→ Problem to solve: From the listing below, pull out all lines with "content" in them.

→ Data supplied:
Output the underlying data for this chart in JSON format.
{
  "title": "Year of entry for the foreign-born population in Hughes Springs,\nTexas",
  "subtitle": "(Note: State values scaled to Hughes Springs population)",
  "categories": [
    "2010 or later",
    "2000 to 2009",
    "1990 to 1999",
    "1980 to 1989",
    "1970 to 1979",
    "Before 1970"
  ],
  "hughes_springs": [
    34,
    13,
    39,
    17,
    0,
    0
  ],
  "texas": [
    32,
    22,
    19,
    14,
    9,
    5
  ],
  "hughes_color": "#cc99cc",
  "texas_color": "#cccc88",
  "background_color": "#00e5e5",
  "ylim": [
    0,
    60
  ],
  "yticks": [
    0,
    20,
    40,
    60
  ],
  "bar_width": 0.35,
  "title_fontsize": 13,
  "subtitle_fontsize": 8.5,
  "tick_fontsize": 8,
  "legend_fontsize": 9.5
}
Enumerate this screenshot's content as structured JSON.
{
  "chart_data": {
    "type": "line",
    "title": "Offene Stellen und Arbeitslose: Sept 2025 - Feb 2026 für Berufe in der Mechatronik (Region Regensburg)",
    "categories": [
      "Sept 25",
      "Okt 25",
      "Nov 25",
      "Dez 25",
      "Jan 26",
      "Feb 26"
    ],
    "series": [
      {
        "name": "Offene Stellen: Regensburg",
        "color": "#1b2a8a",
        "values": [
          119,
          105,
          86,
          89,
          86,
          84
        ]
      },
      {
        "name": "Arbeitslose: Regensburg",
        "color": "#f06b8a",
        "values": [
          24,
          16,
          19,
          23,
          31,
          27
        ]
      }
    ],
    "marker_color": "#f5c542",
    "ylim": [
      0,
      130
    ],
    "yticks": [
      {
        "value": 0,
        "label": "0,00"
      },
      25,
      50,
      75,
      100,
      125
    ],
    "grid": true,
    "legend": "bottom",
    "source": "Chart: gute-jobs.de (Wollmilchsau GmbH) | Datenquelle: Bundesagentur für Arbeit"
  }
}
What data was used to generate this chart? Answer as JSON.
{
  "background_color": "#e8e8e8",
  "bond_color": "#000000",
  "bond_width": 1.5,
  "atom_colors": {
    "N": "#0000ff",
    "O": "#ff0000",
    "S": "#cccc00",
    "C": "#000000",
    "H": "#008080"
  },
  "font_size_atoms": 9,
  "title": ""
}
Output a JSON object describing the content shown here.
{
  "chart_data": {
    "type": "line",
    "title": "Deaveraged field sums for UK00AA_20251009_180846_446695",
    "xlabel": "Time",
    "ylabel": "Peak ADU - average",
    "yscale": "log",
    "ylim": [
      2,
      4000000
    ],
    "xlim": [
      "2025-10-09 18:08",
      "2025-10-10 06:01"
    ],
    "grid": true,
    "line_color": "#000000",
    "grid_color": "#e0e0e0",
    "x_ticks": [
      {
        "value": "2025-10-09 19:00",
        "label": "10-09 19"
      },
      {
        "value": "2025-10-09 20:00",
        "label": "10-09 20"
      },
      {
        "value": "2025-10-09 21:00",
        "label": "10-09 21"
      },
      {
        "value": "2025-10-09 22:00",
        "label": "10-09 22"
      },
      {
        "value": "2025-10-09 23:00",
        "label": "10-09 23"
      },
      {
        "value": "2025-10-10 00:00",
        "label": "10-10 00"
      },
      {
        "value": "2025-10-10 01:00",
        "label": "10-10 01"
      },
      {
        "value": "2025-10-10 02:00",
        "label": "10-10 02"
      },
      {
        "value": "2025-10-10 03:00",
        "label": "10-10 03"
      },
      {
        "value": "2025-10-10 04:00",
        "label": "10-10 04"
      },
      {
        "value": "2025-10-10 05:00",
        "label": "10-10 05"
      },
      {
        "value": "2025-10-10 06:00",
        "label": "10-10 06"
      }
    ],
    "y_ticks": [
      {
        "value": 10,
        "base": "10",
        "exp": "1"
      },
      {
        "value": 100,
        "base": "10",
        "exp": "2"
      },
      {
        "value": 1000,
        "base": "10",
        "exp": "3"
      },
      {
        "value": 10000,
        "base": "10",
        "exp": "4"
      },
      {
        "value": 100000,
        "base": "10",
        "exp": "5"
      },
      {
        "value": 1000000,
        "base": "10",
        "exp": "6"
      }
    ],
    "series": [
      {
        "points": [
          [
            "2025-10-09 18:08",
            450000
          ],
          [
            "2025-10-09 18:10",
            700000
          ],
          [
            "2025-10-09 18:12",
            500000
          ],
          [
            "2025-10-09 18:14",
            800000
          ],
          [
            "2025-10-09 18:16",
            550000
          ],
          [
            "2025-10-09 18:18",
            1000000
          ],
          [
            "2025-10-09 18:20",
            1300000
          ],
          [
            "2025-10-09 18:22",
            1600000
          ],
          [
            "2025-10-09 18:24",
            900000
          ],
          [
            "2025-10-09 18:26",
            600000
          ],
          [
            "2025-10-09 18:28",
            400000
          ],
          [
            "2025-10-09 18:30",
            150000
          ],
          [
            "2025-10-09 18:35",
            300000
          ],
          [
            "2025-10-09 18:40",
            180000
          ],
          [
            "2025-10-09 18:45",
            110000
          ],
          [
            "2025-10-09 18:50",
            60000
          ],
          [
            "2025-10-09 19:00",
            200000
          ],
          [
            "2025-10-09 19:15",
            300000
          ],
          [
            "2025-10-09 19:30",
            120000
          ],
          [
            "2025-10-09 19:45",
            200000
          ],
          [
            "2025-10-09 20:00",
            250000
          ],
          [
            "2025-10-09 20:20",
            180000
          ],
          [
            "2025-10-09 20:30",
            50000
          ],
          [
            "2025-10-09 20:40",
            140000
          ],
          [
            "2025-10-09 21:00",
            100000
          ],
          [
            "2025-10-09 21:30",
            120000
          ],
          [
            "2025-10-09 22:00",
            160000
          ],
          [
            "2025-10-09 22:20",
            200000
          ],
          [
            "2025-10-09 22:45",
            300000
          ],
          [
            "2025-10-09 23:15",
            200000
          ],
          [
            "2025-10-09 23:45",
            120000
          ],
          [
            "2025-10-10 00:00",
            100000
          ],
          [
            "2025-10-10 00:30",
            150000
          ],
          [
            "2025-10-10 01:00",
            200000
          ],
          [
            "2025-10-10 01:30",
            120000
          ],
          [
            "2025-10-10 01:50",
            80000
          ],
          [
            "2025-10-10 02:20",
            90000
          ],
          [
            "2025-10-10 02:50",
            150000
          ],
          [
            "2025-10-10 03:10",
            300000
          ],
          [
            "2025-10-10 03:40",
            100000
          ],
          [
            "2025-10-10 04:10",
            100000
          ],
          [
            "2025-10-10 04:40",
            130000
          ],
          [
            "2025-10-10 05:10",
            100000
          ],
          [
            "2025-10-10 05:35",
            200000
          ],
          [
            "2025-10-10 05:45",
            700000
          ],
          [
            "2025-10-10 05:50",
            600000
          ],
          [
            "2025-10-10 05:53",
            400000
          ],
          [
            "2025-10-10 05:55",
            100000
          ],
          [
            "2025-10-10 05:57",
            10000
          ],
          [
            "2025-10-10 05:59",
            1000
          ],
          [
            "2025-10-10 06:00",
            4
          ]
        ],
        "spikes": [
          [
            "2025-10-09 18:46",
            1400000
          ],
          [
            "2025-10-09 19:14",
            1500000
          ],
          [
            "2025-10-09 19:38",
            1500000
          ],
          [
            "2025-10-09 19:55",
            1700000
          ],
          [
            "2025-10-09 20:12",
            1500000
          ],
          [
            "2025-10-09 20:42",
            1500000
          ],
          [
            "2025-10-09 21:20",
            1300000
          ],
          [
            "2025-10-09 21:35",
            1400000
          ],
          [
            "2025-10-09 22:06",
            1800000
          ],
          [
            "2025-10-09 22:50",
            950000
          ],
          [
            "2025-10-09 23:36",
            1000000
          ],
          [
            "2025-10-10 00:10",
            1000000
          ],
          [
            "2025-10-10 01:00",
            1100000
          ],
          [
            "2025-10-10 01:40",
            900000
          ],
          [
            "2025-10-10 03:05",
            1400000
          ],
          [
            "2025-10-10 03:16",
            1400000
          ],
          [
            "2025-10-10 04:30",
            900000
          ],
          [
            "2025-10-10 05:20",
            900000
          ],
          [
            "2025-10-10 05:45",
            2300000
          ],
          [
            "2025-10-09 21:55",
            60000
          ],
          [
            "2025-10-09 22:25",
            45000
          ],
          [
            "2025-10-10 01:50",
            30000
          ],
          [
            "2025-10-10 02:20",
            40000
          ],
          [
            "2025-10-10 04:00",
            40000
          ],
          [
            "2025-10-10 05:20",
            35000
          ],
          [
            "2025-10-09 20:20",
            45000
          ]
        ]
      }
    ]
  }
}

→ Output:
Enumerate this screenshot's content as structured JSON.
Output a JSON object describing the content shown here.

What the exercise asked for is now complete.